DIRECTION
Your task is to copy each line that has the word "name".

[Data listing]
-- start --

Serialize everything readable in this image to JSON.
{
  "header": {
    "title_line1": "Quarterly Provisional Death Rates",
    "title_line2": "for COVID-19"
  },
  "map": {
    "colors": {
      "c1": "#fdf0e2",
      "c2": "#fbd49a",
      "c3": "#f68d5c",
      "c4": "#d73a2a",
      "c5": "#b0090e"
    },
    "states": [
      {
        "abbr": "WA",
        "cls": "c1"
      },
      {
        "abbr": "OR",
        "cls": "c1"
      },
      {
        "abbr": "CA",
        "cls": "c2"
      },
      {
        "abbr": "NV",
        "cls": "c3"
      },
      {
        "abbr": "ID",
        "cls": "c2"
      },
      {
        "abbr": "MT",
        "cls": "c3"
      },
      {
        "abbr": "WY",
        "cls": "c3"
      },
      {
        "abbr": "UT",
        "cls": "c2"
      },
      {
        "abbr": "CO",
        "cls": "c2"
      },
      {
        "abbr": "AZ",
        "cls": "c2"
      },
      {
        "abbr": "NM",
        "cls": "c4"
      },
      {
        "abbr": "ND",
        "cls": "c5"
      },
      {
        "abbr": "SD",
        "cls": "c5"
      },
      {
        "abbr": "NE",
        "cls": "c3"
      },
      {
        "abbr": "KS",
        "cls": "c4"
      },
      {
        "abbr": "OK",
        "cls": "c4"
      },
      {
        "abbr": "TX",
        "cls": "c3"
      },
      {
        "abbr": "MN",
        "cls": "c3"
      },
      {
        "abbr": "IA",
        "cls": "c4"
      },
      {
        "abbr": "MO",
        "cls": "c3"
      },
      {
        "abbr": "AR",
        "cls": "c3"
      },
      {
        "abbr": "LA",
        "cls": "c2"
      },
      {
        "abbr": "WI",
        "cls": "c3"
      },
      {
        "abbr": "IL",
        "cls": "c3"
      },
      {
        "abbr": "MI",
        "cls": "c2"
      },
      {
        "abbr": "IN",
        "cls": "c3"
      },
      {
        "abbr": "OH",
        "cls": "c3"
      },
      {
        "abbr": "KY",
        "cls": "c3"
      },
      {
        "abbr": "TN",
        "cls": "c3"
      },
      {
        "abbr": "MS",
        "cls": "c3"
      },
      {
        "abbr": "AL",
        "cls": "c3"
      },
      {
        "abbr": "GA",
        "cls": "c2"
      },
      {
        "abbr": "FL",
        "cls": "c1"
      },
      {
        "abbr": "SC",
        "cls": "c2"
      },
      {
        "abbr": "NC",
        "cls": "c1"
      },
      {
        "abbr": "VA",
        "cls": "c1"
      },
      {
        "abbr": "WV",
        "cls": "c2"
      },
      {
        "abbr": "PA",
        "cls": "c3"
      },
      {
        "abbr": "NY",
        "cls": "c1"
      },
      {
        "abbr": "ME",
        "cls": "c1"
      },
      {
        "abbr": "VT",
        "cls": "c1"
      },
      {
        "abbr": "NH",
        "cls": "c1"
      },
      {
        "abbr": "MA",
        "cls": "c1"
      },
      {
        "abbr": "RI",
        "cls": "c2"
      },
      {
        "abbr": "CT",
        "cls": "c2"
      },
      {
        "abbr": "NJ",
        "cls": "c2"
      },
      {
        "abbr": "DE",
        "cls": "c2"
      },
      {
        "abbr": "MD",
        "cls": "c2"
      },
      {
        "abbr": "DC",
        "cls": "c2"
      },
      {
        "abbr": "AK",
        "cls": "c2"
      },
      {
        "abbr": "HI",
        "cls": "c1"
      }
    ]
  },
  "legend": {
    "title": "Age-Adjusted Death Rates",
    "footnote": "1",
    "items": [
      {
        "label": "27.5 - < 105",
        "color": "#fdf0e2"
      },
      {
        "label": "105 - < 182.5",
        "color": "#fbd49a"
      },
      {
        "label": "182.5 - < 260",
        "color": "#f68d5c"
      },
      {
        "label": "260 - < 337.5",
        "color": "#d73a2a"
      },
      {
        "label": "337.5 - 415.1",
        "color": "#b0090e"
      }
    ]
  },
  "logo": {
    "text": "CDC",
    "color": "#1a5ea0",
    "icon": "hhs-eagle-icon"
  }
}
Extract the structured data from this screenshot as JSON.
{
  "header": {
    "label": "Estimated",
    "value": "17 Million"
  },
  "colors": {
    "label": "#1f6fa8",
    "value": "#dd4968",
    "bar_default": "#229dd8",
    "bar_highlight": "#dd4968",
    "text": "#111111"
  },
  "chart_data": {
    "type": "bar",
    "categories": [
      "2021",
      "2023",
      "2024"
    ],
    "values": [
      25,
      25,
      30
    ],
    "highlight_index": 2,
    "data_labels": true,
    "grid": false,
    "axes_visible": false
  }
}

-- end --
-- start --

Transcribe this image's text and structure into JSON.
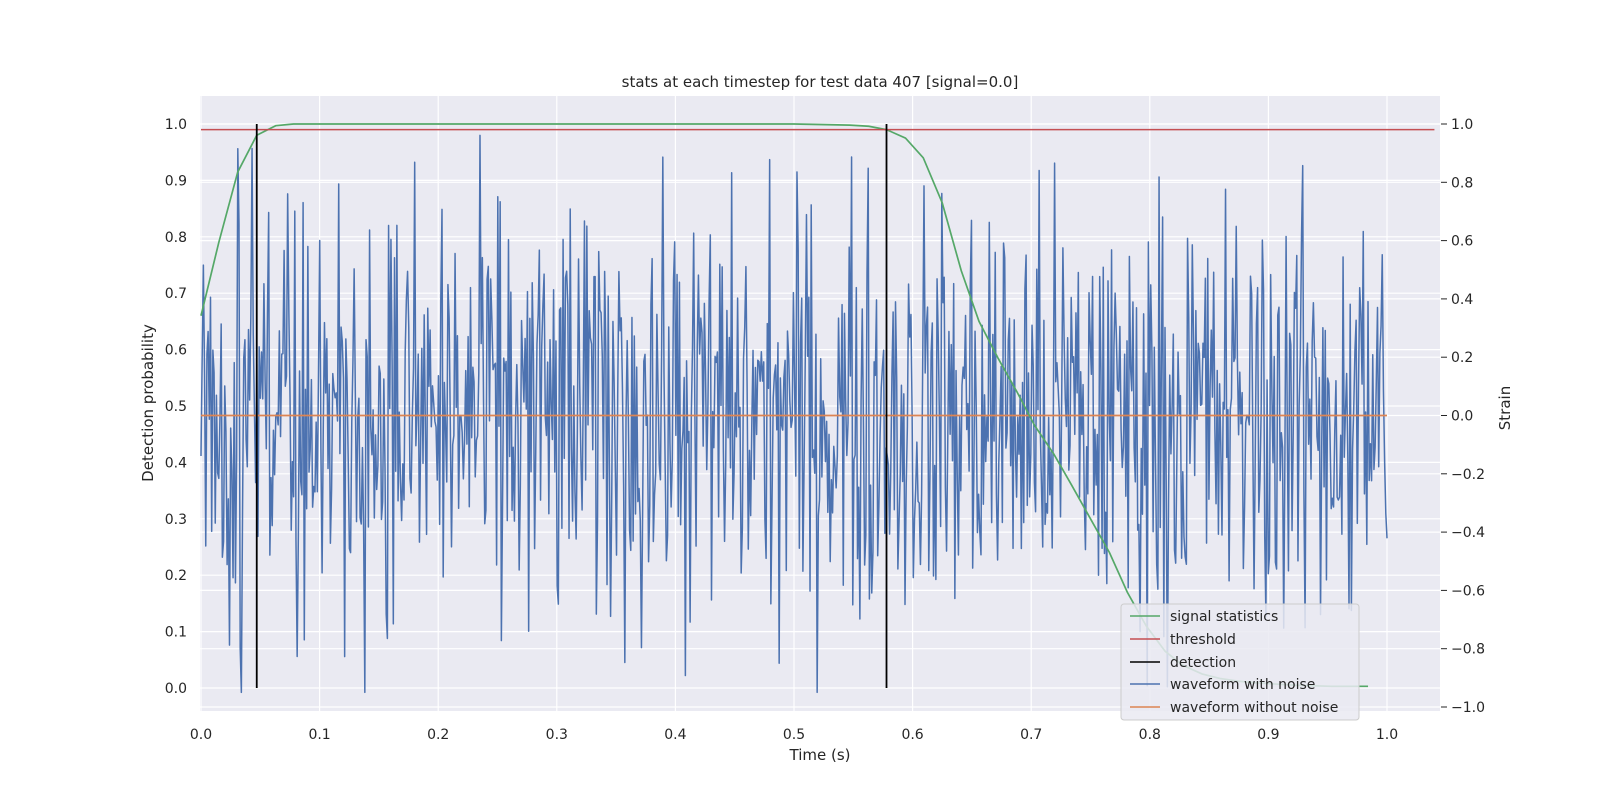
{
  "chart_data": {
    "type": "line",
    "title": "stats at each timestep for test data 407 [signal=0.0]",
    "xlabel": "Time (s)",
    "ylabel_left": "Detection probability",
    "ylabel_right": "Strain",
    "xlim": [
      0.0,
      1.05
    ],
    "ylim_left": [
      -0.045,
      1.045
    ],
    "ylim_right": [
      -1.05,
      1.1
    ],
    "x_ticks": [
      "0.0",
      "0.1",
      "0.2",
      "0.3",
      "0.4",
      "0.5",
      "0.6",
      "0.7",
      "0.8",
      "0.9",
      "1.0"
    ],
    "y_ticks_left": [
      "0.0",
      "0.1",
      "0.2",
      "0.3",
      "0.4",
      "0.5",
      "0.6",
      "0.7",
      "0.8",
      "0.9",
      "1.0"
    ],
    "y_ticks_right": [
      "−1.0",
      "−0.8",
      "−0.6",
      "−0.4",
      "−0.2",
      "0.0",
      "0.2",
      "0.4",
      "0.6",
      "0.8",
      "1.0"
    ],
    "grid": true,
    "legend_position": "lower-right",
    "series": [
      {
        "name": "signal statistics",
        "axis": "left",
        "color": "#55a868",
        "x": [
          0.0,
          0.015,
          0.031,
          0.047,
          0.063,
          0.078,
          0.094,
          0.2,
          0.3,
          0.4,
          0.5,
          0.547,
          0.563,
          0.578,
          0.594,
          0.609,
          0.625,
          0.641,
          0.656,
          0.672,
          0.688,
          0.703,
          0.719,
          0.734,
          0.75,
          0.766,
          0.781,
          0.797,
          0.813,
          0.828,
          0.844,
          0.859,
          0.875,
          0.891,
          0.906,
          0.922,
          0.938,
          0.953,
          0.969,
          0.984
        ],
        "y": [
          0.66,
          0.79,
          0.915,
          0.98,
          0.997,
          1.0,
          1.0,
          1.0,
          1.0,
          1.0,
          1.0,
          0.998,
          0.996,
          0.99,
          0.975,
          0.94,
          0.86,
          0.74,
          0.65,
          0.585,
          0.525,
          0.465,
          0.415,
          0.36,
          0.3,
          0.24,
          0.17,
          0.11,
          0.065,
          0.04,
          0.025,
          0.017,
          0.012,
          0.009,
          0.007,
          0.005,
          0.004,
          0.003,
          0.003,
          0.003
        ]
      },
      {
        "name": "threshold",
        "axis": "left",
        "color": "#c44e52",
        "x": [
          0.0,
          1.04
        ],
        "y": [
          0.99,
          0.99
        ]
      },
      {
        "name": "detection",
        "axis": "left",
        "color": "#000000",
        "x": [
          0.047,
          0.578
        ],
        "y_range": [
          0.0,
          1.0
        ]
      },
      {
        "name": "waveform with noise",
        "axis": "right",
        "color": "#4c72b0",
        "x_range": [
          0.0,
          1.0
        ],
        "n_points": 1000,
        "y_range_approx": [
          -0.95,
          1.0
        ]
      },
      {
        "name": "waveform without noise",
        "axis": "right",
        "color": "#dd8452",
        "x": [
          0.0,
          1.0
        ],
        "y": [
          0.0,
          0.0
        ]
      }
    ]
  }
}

-- end --

RESPONSE TO THIS TASK
        "name": "signal statistics",
        "name": "threshold",
        "name": "detection",
        "name": "waveform with noise",
        "name": "waveform without noise",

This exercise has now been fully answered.